** START **
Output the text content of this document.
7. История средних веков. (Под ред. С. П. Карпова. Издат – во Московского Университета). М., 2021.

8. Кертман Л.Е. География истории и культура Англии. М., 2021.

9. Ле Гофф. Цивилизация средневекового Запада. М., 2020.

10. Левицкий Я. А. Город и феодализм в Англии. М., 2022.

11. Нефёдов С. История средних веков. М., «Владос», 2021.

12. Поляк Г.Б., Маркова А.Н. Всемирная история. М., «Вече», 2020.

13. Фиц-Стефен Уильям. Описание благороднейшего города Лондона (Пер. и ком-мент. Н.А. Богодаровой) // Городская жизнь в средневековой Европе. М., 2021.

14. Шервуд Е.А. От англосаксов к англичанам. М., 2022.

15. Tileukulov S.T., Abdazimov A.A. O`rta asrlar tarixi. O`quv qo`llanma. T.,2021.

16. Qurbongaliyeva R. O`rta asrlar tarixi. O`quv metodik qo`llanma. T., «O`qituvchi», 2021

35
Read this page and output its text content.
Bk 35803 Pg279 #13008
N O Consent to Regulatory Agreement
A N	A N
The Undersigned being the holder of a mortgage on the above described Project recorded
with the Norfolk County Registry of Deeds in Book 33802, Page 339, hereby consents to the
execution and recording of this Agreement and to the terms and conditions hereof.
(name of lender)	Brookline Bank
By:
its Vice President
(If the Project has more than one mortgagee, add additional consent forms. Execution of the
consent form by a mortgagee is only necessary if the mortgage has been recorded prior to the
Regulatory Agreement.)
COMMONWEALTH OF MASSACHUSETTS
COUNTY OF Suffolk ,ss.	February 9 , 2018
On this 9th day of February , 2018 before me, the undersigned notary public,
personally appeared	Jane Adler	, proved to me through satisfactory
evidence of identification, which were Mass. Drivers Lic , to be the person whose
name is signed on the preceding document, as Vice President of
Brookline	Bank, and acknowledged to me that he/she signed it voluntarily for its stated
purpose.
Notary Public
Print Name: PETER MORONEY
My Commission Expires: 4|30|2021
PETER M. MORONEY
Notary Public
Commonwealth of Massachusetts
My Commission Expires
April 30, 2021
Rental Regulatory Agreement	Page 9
** END **
■ WHAT IS ASKED: All of the lines above need to be given again exactly.

■ RESULT FOR THIS TASK:
Output the text content of this document.
7. История средних веков. (Под ред. С. П. Карпова. Издат – во Московского Университета). М., 2021.

8. Кертман Л.Е. География истории и культура Англии. М., 2021.

9. Ле Гофф. Цивилизация средневекового Запада. М., 2020.

10. Левицкий Я. А. Город и феодализм в Англии. М., 2022.

11. Нефёдов С. История средних веков. М., «Владос», 2021.

12. Поляк Г.Б., Маркова А.Н. Всемирная история. М., «Вече», 2020.

13. Фиц-Стефен Уильям. Описание благороднейшего города Лондона (Пер. и ком-мент. Н.А. Богодаровой) // Городская жизнь в средневековой Европе. М., 2021.

14. Шервуд Е.А. От англосаксов к англичанам. М., 2022.

15. Tileukulov S.T., Abdazimov A.A. O`rta asrlar tarixi. O`quv qo`llanma. T.,2021.

16. Qurbongaliyeva R. O`rta asrlar tarixi. O`quv metodik qo`llanma. T., «O`qituvchi», 2021

35
Read this page and output its text content.
Bk 35803 Pg279 #13008
N O Consent to Regulatory Agreement
A N	A N
The Undersigned being the holder of a mortgage on the above described Project recorded
with the Norfolk County Registry of Deeds in Book 33802, Page 339, hereby consents to the
execution and recording of this Agreement and to the terms and conditions hereof.
(name of lender)	Brookline Bank
By:
its Vice President
(If the Project has more than one mortgagee, add additional consent forms. Execution of the
consent form by a mortgagee is only necessary if the mortgage has been recorded prior to the
Regulatory Agreement.)
COMMONWEALTH OF MASSACHUSETTS
COUNTY OF Suffolk ,ss.	February 9 , 2018
On this 9th day of February , 2018 before me, the undersigned notary public,
personally appeared	Jane Adler	, proved to me through satisfactory
evidence of identification, which were Mass. Drivers Lic , to be the person whose
name is signed on the preceding document, as Vice President of
Brookline	Bank, and acknowledged to me that he/she signed it voluntarily for its stated
purpose.
Notary Public
Print Name: PETER MORONEY
My Commission Expires: 4|30|2021
PETER M. MORONEY
Notary Public
Commonwealth of Massachusetts
My Commission Expires
April 30, 2021
Rental Regulatory Agreement	Page 9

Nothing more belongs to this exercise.